### Exercise requirements
All of the records below need to be copied exactly.

### Exercise data
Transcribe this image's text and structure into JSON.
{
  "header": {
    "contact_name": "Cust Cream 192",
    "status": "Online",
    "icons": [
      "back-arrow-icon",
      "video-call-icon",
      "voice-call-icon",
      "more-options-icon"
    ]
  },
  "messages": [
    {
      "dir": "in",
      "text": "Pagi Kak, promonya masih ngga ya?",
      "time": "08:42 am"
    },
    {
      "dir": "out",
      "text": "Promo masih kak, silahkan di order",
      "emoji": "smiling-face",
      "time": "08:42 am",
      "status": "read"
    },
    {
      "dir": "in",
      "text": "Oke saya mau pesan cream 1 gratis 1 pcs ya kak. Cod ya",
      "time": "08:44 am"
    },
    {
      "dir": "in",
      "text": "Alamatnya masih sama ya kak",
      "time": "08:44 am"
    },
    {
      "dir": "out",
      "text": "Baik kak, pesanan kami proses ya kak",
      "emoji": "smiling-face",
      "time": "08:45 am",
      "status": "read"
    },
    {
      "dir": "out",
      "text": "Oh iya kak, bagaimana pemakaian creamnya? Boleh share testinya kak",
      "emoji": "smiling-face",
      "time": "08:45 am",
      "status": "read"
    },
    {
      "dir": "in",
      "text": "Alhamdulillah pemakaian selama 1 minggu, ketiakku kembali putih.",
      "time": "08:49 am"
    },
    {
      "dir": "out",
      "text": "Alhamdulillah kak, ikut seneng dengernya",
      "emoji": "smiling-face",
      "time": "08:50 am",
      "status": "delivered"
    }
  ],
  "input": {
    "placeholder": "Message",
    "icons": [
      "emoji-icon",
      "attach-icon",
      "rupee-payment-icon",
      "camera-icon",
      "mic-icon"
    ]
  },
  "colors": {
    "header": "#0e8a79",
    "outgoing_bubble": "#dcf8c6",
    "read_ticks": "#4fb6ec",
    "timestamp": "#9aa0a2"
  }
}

### Full output
Transcribe this image's text and structure into JSON.
{
  "header": {
    "contact_name": "Cust Cream 192",
    "status": "Online",
    "icons": [
      "back-arrow-icon",
      "video-call-icon",
      "voice-call-icon",
      "more-options-icon"
    ]
  },
  "messages": [
    {
      "dir": "in",
      "text": "Pagi Kak, promonya masih ngga ya?",
      "time": "08:42 am"
    },
    {
      "dir": "out",
      "text": "Promo masih kak, silahkan di order",
      "emoji": "smiling-face",
      "time": "08:42 am",
      "status": "read"
    },
    {
      "dir": "in",
      "text": "Oke saya mau pesan cream 1 gratis 1 pcs ya kak. Cod ya",
      "time": "08:44 am"
    },
    {
      "dir": "in",
      "text": "Alamatnya masih sama ya kak",
      "time": "08:44 am"
    },
    {
      "dir": "out",
      "text": "Baik kak, pesanan kami proses ya kak",
      "emoji": "smiling-face",
      "time": "08:45 am",
      "status": "read"
    },
    {
      "dir": "out",
      "text": "Oh iya kak, bagaimana pemakaian creamnya? Boleh share testinya kak",
      "emoji": "smiling-face",
      "time": "08:45 am",
      "status": "read"
    },
    {
      "dir": "in",
      "text": "Alhamdulillah pemakaian selama 1 minggu, ketiakku kembali putih.",
      "time": "08:49 am"
    },
    {
      "dir": "out",
      "text": "Alhamdulillah kak, ikut seneng dengernya",
      "emoji": "smiling-face",
      "time": "08:50 am",
      "status": "delivered"
    }
  ],
  "input": {
    "placeholder": "Message",
    "icons": [
      "emoji-icon",
      "attach-icon",
      "rupee-payment-icon",
      "camera-icon",
      "mic-icon"
    ]
  },
  "colors": {
    "header": "#0e8a79",
    "outgoing_bubble": "#dcf8c6",
    "read_ticks": "#4fb6ec",
    "timestamp": "#9aa0a2"
  }
}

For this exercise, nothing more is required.